The problem:
Go over the entries below line by line, copying each one that contains the word "label".

Material for the task:
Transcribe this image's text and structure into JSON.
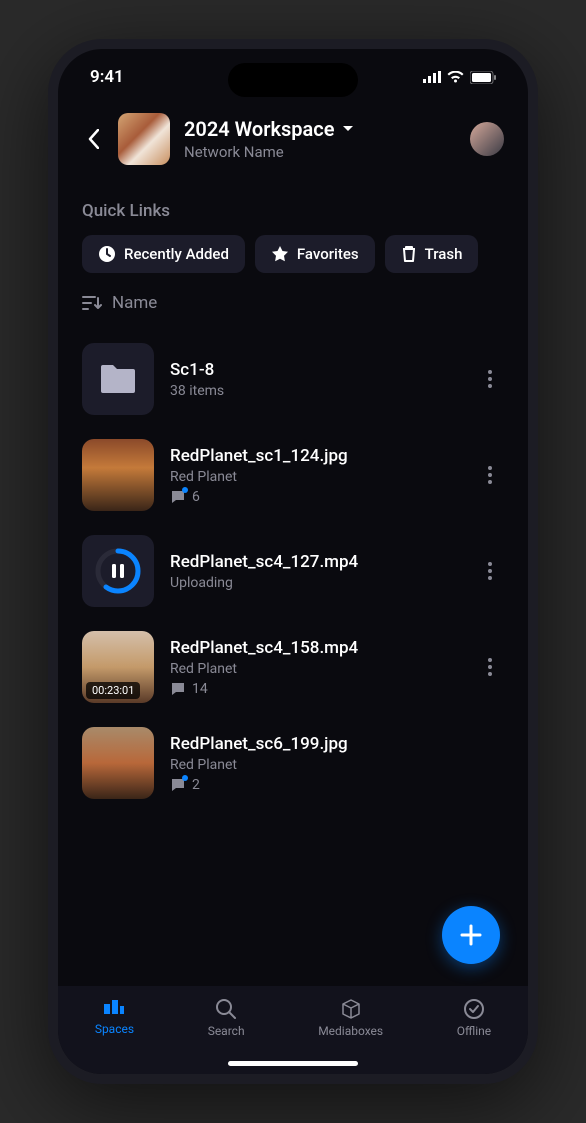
{
  "status": {
    "time": "9:41"
  },
  "header": {
    "title": "2024 Workspace",
    "subtitle": "Network Name"
  },
  "quicklinks": {
    "title": "Quick Links",
    "items": [
      {
        "label": "Recently Added",
        "icon": "clock"
      },
      {
        "label": "Favorites",
        "icon": "star"
      },
      {
        "label": "Trash",
        "icon": "trash"
      }
    ]
  },
  "sort": {
    "label": "Name"
  },
  "rows": [
    {
      "title": "Sc1-8",
      "sub": "38 items",
      "type": "folder"
    },
    {
      "title": "RedPlanet_sc1_124.jpg",
      "sub": "Red Planet",
      "comments": "6",
      "type": "image"
    },
    {
      "title": "RedPlanet_sc4_127.mp4",
      "sub": "Uploading",
      "type": "upload"
    },
    {
      "title": "RedPlanet_sc4_158.mp4",
      "sub": "Red Planet",
      "comments": "14",
      "duration": "00:23:01",
      "type": "video"
    },
    {
      "title": "RedPlanet_sc6_199.jpg",
      "sub": "Red Planet",
      "comments": "2",
      "type": "image2"
    }
  ],
  "tabs": [
    {
      "label": "Spaces",
      "active": true
    },
    {
      "label": "Search"
    },
    {
      "label": "Mediaboxes"
    },
    {
      "label": "Offline"
    }
  ]
}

Solution for this problem:
        "label": "Recently Added",
        "label": "Favorites",
        "label": "Trash",
    "label": "Name"
      "label": "Spaces",
      "label": "Search"
      "label": "Mediaboxes"
      "label": "Offline"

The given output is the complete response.